▶ Saved data entries:
▼▼▼
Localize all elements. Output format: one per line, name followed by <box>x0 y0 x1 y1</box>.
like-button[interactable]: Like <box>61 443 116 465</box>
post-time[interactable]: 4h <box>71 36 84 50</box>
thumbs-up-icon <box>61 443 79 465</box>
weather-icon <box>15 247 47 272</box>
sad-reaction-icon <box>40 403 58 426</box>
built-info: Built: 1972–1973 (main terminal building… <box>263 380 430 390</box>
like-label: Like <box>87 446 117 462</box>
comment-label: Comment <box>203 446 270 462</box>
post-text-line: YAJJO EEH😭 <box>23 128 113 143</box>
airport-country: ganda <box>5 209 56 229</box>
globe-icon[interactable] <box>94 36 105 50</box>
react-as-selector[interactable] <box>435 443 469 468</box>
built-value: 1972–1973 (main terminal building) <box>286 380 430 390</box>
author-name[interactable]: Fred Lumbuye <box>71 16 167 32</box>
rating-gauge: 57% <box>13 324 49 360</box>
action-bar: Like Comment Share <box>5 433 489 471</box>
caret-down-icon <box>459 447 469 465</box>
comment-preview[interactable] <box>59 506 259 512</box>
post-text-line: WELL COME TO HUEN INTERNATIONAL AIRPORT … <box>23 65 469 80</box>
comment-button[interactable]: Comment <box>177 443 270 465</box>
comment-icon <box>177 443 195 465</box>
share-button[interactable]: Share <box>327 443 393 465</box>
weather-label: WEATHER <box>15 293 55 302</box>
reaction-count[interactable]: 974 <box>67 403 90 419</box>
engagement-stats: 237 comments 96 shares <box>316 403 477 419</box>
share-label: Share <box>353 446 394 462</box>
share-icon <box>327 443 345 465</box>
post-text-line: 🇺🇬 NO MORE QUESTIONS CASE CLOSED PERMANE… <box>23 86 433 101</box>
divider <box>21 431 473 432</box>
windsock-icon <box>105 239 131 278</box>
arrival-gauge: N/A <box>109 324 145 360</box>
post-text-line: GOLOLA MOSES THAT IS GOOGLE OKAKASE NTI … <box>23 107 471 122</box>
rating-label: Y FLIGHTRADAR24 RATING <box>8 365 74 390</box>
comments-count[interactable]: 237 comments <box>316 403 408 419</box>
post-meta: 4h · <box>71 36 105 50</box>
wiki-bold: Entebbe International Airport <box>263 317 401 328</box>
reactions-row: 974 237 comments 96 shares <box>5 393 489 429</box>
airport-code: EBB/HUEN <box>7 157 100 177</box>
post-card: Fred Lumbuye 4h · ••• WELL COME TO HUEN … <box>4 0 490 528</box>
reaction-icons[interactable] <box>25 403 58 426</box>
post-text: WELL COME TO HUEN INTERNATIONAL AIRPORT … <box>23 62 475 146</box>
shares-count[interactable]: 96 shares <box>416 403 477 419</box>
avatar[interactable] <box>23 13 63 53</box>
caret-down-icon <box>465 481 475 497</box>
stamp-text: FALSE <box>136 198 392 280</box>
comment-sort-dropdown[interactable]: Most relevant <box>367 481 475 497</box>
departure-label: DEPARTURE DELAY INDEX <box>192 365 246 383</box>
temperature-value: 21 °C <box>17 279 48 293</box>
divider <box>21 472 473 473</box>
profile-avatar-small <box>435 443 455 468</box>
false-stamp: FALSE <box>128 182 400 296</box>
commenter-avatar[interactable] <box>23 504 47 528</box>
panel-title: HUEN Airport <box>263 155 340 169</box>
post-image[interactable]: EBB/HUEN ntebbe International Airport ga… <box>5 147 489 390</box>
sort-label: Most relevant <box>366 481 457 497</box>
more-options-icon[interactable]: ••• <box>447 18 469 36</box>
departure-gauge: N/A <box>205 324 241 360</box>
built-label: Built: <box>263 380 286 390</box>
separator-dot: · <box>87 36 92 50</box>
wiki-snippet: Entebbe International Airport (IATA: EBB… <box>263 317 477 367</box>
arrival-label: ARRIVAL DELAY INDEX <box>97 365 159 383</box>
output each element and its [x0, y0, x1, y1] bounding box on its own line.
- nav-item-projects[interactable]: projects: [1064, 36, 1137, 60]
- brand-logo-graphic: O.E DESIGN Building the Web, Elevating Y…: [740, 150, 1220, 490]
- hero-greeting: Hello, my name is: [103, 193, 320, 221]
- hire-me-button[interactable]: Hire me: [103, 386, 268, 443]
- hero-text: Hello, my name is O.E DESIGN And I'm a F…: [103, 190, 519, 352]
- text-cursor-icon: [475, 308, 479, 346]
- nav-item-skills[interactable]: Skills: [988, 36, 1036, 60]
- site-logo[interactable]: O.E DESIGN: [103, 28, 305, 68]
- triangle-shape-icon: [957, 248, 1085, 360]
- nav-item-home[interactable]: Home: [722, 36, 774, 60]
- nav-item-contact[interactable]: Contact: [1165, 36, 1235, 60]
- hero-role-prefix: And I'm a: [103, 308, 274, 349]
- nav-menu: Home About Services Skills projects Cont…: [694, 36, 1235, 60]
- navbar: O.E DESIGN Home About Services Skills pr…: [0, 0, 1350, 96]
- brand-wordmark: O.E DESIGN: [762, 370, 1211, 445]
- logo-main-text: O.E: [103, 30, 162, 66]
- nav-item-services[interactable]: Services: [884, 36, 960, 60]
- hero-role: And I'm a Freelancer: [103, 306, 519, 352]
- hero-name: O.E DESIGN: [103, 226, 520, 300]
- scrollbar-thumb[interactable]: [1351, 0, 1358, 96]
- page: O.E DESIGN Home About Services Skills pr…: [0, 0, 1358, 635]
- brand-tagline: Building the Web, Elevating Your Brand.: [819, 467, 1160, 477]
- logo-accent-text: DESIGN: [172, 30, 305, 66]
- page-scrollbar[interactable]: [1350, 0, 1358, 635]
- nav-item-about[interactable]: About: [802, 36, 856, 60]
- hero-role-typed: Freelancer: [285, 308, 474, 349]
▲▲▲
▶ Stated goal: Retype all of the data above line for line, with no changes.

▶ Answer to the task:
Localize all elements. Output format: one per line, name followed by <box>x0 y0 x1 y1</box>.
like-button[interactable]: Like <box>61 443 116 465</box>
post-time[interactable]: 4h <box>71 36 84 50</box>
thumbs-up-icon <box>61 443 79 465</box>
weather-icon <box>15 247 47 272</box>
sad-reaction-icon <box>40 403 58 426</box>
built-info: Built: 1972–1973 (main terminal building… <box>263 380 430 390</box>
like-label: Like <box>87 446 117 462</box>
comment-label: Comment <box>203 446 270 462</box>
post-text-line: YAJJO EEH😭 <box>23 128 113 143</box>
airport-country: ganda <box>5 209 56 229</box>
globe-icon[interactable] <box>94 36 105 50</box>
react-as-selector[interactable] <box>435 443 469 468</box>
built-value: 1972–1973 (main terminal building) <box>286 380 430 390</box>
author-name[interactable]: Fred Lumbuye <box>71 16 167 32</box>
rating-gauge: 57% <box>13 324 49 360</box>
action-bar: Like Comment Share <box>5 433 489 471</box>
caret-down-icon <box>459 447 469 465</box>
comment-preview[interactable] <box>59 506 259 512</box>
post-text-line: WELL COME TO HUEN INTERNATIONAL AIRPORT … <box>23 65 469 80</box>
comment-button[interactable]: Comment <box>177 443 270 465</box>
comment-icon <box>177 443 195 465</box>
share-button[interactable]: Share <box>327 443 393 465</box>
weather-label: WEATHER <box>15 293 55 302</box>
reaction-count[interactable]: 974 <box>67 403 90 419</box>
engagement-stats: 237 comments 96 shares <box>316 403 477 419</box>
share-label: Share <box>353 446 394 462</box>
share-icon <box>327 443 345 465</box>
post-text-line: 🇺🇬 NO MORE QUESTIONS CASE CLOSED PERMANE… <box>23 86 433 101</box>
divider <box>21 431 473 432</box>
windsock-icon <box>105 239 131 278</box>
arrival-gauge: N/A <box>109 324 145 360</box>
post-text-line: GOLOLA MOSES THAT IS GOOGLE OKAKASE NTI … <box>23 107 471 122</box>
rating-label: Y FLIGHTRADAR24 RATING <box>8 365 74 390</box>
comments-count[interactable]: 237 comments <box>316 403 408 419</box>
post-meta: 4h · <box>71 36 105 50</box>
wiki-bold: Entebbe International Airport <box>263 317 401 328</box>
reactions-row: 974 237 comments 96 shares <box>5 393 489 429</box>
airport-code: EBB/HUEN <box>7 157 100 177</box>
post-card: Fred Lumbuye 4h · ••• WELL COME TO HUEN … <box>4 0 490 528</box>
reaction-icons[interactable] <box>25 403 58 426</box>
post-text: WELL COME TO HUEN INTERNATIONAL AIRPORT … <box>23 62 475 146</box>
shares-count[interactable]: 96 shares <box>416 403 477 419</box>
avatar[interactable] <box>23 13 63 53</box>
caret-down-icon <box>465 481 475 497</box>
stamp-text: FALSE <box>136 198 392 280</box>
comment-sort-dropdown[interactable]: Most relevant <box>367 481 475 497</box>
departure-label: DEPARTURE DELAY INDEX <box>192 365 246 383</box>
temperature-value: 21 °C <box>17 279 48 293</box>
divider <box>21 472 473 473</box>
profile-avatar-small <box>435 443 455 468</box>
false-stamp: FALSE <box>128 182 400 296</box>
commenter-avatar[interactable] <box>23 504 47 528</box>
panel-title: HUEN Airport <box>263 155 340 169</box>
post-image[interactable]: EBB/HUEN ntebbe International Airport ga… <box>5 147 489 390</box>
sort-label: Most relevant <box>366 481 457 497</box>
more-options-icon[interactable]: ••• <box>447 18 469 36</box>
departure-gauge: N/A <box>205 324 241 360</box>
built-label: Built: <box>263 380 286 390</box>
separator-dot: · <box>87 36 92 50</box>
wiki-snippet: Entebbe International Airport (IATA: EBB… <box>263 317 477 367</box>
arrival-label: ARRIVAL DELAY INDEX <box>97 365 159 383</box>
output each element and its [x0, y0, x1, y1] bounding box on its own line.
- nav-item-projects[interactable]: projects: [1064, 36, 1137, 60]
- brand-logo-graphic: O.E DESIGN Building the Web, Elevating Y…: [740, 150, 1220, 490]
- hero-greeting: Hello, my name is: [103, 193, 320, 221]
- hire-me-button[interactable]: Hire me: [103, 386, 268, 443]
- hero-text: Hello, my name is O.E DESIGN And I'm a F…: [103, 190, 519, 352]
- text-cursor-icon: [475, 308, 479, 346]
- nav-item-skills[interactable]: Skills: [988, 36, 1036, 60]
- site-logo[interactable]: O.E DESIGN: [103, 28, 305, 68]
- triangle-shape-icon: [957, 248, 1085, 360]
- nav-item-home[interactable]: Home: [722, 36, 774, 60]
- nav-item-contact[interactable]: Contact: [1165, 36, 1235, 60]
- hero-role-prefix: And I'm a: [103, 308, 274, 349]
- nav-menu: Home About Services Skills projects Cont…: [694, 36, 1235, 60]
- navbar: O.E DESIGN Home About Services Skills pr…: [0, 0, 1350, 96]
- brand-wordmark: O.E DESIGN: [762, 370, 1211, 445]
- logo-main-text: O.E: [103, 30, 162, 66]
- nav-item-services[interactable]: Services: [884, 36, 960, 60]
- hero-role: And I'm a Freelancer: [103, 306, 519, 352]
- hero-name: O.E DESIGN: [103, 226, 520, 300]
- scrollbar-thumb[interactable]: [1351, 0, 1358, 96]
- page: O.E DESIGN Home About Services Skills pr…: [0, 0, 1358, 635]
- brand-tagline: Building the Web, Elevating Your Brand.: [819, 467, 1160, 477]
- logo-accent-text: DESIGN: [172, 30, 305, 66]
- page-scrollbar[interactable]: [1350, 0, 1358, 635]
- nav-item-about[interactable]: About: [802, 36, 856, 60]
- hero-role-typed: Freelancer: [285, 308, 474, 349]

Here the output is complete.